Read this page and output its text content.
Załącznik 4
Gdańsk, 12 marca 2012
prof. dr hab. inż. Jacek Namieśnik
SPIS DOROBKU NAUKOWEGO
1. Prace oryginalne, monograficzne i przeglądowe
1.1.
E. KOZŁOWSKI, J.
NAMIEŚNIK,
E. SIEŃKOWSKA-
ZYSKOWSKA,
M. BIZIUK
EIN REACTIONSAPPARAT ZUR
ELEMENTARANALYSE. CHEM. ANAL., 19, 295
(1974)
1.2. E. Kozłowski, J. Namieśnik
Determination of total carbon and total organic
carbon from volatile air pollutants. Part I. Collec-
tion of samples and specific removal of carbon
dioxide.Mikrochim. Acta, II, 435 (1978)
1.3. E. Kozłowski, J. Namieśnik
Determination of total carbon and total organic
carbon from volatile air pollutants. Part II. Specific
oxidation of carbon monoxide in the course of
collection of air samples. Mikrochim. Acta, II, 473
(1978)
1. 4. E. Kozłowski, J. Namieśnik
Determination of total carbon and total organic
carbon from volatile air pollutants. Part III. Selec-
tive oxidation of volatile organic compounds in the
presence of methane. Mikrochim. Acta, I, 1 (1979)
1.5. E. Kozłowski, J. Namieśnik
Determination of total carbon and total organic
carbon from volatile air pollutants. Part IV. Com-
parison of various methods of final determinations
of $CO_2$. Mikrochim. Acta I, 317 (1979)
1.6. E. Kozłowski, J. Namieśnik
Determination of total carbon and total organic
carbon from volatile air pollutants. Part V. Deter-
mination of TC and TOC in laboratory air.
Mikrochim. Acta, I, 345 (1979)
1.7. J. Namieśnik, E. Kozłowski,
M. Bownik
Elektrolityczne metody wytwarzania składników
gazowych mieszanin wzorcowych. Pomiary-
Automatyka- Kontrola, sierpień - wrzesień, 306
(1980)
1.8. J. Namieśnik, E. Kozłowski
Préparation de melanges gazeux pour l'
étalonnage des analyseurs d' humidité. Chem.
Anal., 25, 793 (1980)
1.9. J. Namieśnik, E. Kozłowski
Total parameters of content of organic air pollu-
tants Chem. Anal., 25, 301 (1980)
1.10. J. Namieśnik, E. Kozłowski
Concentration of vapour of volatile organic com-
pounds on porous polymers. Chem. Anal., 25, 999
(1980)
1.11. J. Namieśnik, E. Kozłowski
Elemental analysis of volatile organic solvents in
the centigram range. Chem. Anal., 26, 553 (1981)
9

* [YOUR TASK]: Scan the lines above for "Acta", then copy every one that has it.

* [RESULT OF THIS TASK]:
dioxide.Mikrochim. Acta, II, 435 (1978)
collection of air samples. Mikrochim. Acta, II, 473
presence of methane. Mikrochim. Acta, I, 1 (1979)
of $CO_2$. Mikrochim. Acta I, 317 (1979)
Mikrochim. Acta, I, 345 (1979)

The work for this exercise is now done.